▸ **PROMPT**: Reproduce the listing below line for line, leaving every character as it appears.

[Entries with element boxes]
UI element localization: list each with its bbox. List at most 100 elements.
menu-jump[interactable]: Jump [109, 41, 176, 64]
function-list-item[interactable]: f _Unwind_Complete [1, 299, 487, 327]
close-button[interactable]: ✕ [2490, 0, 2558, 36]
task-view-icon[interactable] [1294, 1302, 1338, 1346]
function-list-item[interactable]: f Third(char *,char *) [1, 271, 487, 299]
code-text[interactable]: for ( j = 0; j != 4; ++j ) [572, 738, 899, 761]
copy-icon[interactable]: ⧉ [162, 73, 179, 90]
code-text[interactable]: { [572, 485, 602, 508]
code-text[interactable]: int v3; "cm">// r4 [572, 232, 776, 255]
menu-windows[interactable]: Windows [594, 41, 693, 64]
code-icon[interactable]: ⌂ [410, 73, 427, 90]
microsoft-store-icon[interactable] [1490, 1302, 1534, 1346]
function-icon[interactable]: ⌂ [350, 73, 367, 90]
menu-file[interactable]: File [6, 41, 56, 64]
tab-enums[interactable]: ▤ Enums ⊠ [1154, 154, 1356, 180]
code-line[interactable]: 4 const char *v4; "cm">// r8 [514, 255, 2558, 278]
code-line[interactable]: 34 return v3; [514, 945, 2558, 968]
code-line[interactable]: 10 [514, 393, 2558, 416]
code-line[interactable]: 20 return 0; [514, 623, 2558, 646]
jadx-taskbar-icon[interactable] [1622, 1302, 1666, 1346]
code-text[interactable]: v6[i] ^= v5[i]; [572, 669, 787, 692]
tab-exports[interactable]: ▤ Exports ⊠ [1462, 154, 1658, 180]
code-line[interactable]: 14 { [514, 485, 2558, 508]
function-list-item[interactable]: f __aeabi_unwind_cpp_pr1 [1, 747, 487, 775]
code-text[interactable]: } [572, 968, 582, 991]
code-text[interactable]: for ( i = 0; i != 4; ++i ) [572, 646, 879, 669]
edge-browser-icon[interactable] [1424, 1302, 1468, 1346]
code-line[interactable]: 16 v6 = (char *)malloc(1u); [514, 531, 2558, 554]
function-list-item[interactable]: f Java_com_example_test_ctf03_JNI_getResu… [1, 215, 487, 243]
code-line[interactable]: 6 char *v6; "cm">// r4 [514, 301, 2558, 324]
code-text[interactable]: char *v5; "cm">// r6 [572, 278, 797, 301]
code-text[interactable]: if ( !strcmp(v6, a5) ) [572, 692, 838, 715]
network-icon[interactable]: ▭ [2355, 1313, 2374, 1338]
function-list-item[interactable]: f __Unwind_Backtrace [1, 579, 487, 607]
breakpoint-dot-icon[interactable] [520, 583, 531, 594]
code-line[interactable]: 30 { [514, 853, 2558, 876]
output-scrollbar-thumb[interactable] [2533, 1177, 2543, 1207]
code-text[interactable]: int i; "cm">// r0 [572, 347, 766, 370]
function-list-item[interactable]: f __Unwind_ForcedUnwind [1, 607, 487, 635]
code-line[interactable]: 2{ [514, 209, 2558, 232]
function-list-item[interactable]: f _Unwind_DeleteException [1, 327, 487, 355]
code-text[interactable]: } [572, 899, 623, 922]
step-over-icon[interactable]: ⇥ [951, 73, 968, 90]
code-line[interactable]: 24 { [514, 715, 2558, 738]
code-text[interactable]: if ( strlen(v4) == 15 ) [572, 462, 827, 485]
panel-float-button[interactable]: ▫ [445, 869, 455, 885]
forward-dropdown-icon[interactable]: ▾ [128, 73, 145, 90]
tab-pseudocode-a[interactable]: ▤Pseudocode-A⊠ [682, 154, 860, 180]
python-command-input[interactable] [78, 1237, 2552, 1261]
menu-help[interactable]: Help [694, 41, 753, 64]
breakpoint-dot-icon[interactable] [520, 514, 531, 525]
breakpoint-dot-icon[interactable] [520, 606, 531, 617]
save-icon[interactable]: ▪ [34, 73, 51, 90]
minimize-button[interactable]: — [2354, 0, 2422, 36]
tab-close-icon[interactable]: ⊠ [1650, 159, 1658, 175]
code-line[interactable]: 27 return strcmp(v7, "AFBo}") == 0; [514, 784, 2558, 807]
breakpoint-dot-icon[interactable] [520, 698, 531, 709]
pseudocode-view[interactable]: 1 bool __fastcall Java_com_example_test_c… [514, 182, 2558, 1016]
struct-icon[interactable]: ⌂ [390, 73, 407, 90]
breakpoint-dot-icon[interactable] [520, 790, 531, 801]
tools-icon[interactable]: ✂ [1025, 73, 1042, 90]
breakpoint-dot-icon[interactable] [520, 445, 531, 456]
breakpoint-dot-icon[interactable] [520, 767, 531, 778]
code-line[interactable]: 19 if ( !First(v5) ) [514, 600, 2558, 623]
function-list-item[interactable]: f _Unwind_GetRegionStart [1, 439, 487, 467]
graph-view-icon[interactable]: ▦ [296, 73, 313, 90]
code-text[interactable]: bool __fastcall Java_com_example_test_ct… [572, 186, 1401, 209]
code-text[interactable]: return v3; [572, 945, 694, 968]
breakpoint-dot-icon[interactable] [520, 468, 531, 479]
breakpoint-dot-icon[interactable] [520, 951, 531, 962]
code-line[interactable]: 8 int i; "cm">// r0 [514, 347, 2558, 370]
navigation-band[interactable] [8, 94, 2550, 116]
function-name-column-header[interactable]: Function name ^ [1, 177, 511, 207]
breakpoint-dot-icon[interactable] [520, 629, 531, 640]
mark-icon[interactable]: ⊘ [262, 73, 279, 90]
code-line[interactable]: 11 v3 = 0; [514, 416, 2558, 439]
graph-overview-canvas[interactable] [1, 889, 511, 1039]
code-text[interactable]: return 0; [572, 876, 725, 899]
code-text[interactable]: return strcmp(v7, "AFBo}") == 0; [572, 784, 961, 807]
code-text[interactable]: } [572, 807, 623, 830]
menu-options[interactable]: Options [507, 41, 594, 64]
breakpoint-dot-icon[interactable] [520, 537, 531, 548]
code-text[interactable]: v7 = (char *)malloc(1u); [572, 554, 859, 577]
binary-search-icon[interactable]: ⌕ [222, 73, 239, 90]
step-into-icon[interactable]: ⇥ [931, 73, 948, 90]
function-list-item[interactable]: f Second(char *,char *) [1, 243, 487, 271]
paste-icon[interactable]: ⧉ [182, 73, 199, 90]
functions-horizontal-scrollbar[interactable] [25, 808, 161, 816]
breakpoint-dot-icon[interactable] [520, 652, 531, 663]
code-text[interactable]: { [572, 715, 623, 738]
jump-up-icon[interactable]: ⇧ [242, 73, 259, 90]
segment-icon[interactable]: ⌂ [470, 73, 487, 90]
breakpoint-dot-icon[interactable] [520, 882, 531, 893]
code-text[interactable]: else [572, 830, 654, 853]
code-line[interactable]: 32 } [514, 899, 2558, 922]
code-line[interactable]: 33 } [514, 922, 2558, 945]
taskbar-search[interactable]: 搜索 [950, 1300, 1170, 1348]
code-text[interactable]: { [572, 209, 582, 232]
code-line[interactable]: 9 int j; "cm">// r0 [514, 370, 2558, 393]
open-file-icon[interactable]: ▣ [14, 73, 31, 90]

▸ **OUTPUT OF THE EXERCISE**:
UI element localization: list each with its bbox. List at most 100 elements.
menu-jump[interactable]: Jump [109, 41, 176, 64]
function-list-item[interactable]: f _Unwind_Complete [1, 299, 487, 327]
close-button[interactable]: ✕ [2490, 0, 2558, 36]
task-view-icon[interactable] [1294, 1302, 1338, 1346]
function-list-item[interactable]: f Third(char *,char *) [1, 271, 487, 299]
code-text[interactable]: for ( j = 0; j != 4; ++j ) [572, 738, 899, 761]
copy-icon[interactable]: ⧉ [162, 73, 179, 90]
code-text[interactable]: { [572, 485, 602, 508]
code-text[interactable]: int v3; "cm">// r4 [572, 232, 776, 255]
menu-windows[interactable]: Windows [594, 41, 693, 64]
code-icon[interactable]: ⌂ [410, 73, 427, 90]
microsoft-store-icon[interactable] [1490, 1302, 1534, 1346]
function-icon[interactable]: ⌂ [350, 73, 367, 90]
menu-file[interactable]: File [6, 41, 56, 64]
tab-enums[interactable]: ▤ Enums ⊠ [1154, 154, 1356, 180]
code-line[interactable]: 4 const char *v4; "cm">// r8 [514, 255, 2558, 278]
code-line[interactable]: 34 return v3; [514, 945, 2558, 968]
code-line[interactable]: 10 [514, 393, 2558, 416]
code-line[interactable]: 20 return 0; [514, 623, 2558, 646]
jadx-taskbar-icon[interactable] [1622, 1302, 1666, 1346]
code-text[interactable]: v6[i] ^= v5[i]; [572, 669, 787, 692]
tab-exports[interactable]: ▤ Exports ⊠ [1462, 154, 1658, 180]
code-line[interactable]: 14 { [514, 485, 2558, 508]
function-list-item[interactable]: f __aeabi_unwind_cpp_pr1 [1, 747, 487, 775]
code-text[interactable]: } [572, 968, 582, 991]
code-text[interactable]: for ( i = 0; i != 4; ++i ) [572, 646, 879, 669]
edge-browser-icon[interactable] [1424, 1302, 1468, 1346]
code-line[interactable]: 16 v6 = (char *)malloc(1u); [514, 531, 2558, 554]
function-list-item[interactable]: f Java_com_example_test_ctf03_JNI_getResu… [1, 215, 487, 243]
code-line[interactable]: 6 char *v6; "cm">// r4 [514, 301, 2558, 324]
code-text[interactable]: char *v5; "cm">// r6 [572, 278, 797, 301]
code-text[interactable]: if ( !strcmp(v6, a5) ) [572, 692, 838, 715]
network-icon[interactable]: ▭ [2355, 1313, 2374, 1338]
function-list-item[interactable]: f __Unwind_Backtrace [1, 579, 487, 607]
breakpoint-dot-icon[interactable] [520, 583, 531, 594]
code-line[interactable]: 30 { [514, 853, 2558, 876]
output-scrollbar-thumb[interactable] [2533, 1177, 2543, 1207]
code-text[interactable]: int i; "cm">// r0 [572, 347, 766, 370]
function-list-item[interactable]: f __Unwind_ForcedUnwind [1, 607, 487, 635]
code-line[interactable]: 2{ [514, 209, 2558, 232]
function-list-item[interactable]: f _Unwind_DeleteException [1, 327, 487, 355]
code-text[interactable]: } [572, 899, 623, 922]
step-over-icon[interactable]: ⇥ [951, 73, 968, 90]
code-line[interactable]: 24 { [514, 715, 2558, 738]
code-text[interactable]: if ( strlen(v4) == 15 ) [572, 462, 827, 485]
panel-float-button[interactable]: ▫ [445, 869, 455, 885]
forward-dropdown-icon[interactable]: ▾ [128, 73, 145, 90]
tab-pseudocode-a[interactable]: ▤Pseudocode-A⊠ [682, 154, 860, 180]
python-command-input[interactable] [78, 1237, 2552, 1261]
menu-help[interactable]: Help [694, 41, 753, 64]
breakpoint-dot-icon[interactable] [520, 514, 531, 525]
breakpoint-dot-icon[interactable] [520, 606, 531, 617]
save-icon[interactable]: ▪ [34, 73, 51, 90]
minimize-button[interactable]: — [2354, 0, 2422, 36]
tab-close-icon[interactable]: ⊠ [1650, 159, 1658, 175]
code-line[interactable]: 27 return strcmp(v7, "AFBo}") == 0; [514, 784, 2558, 807]
breakpoint-dot-icon[interactable] [520, 698, 531, 709]
pseudocode-view[interactable]: 1 bool __fastcall Java_com_example_test_c… [514, 182, 2558, 1016]
struct-icon[interactable]: ⌂ [390, 73, 407, 90]
breakpoint-dot-icon[interactable] [520, 790, 531, 801]
tools-icon[interactable]: ✂ [1025, 73, 1042, 90]
breakpoint-dot-icon[interactable] [520, 445, 531, 456]
breakpoint-dot-icon[interactable] [520, 767, 531, 778]
code-line[interactable]: 19 if ( !First(v5) ) [514, 600, 2558, 623]
function-list-item[interactable]: f _Unwind_GetRegionStart [1, 439, 487, 467]
graph-view-icon[interactable]: ▦ [296, 73, 313, 90]
code-text[interactable]: bool __fastcall Java_com_example_test_ct… [572, 186, 1401, 209]
code-text[interactable]: return v3; [572, 945, 694, 968]
breakpoint-dot-icon[interactable] [520, 468, 531, 479]
breakpoint-dot-icon[interactable] [520, 951, 531, 962]
code-line[interactable]: 8 int i; "cm">// r0 [514, 347, 2558, 370]
navigation-band[interactable] [8, 94, 2550, 116]
function-name-column-header[interactable]: Function name ^ [1, 177, 511, 207]
breakpoint-dot-icon[interactable] [520, 629, 531, 640]
mark-icon[interactable]: ⊘ [262, 73, 279, 90]
code-line[interactable]: 11 v3 = 0; [514, 416, 2558, 439]
graph-overview-canvas[interactable] [1, 889, 511, 1039]
code-text[interactable]: return 0; [572, 876, 725, 899]
code-text[interactable]: return strcmp(v7, "AFBo}") == 0; [572, 784, 961, 807]
code-text[interactable]: } [572, 807, 623, 830]
menu-options[interactable]: Options [507, 41, 594, 64]
breakpoint-dot-icon[interactable] [520, 537, 531, 548]
code-text[interactable]: v7 = (char *)malloc(1u); [572, 554, 859, 577]
binary-search-icon[interactable]: ⌕ [222, 73, 239, 90]
step-into-icon[interactable]: ⇥ [931, 73, 948, 90]
function-list-item[interactable]: f Second(char *,char *) [1, 243, 487, 271]
paste-icon[interactable]: ⧉ [182, 73, 199, 90]
functions-horizontal-scrollbar[interactable] [25, 808, 161, 816]
breakpoint-dot-icon[interactable] [520, 652, 531, 663]
code-text[interactable]: { [572, 715, 623, 738]
jump-up-icon[interactable]: ⇧ [242, 73, 259, 90]
segment-icon[interactable]: ⌂ [470, 73, 487, 90]
breakpoint-dot-icon[interactable] [520, 882, 531, 893]
code-text[interactable]: else [572, 830, 654, 853]
code-line[interactable]: 32 } [514, 899, 2558, 922]
code-line[interactable]: 33 } [514, 922, 2558, 945]
taskbar-search[interactable]: 搜索 [950, 1300, 1170, 1348]
code-text[interactable]: { [572, 209, 582, 232]
code-line[interactable]: 9 int j; "cm">// r0 [514, 370, 2558, 393]
open-file-icon[interactable]: ▣ [14, 73, 31, 90]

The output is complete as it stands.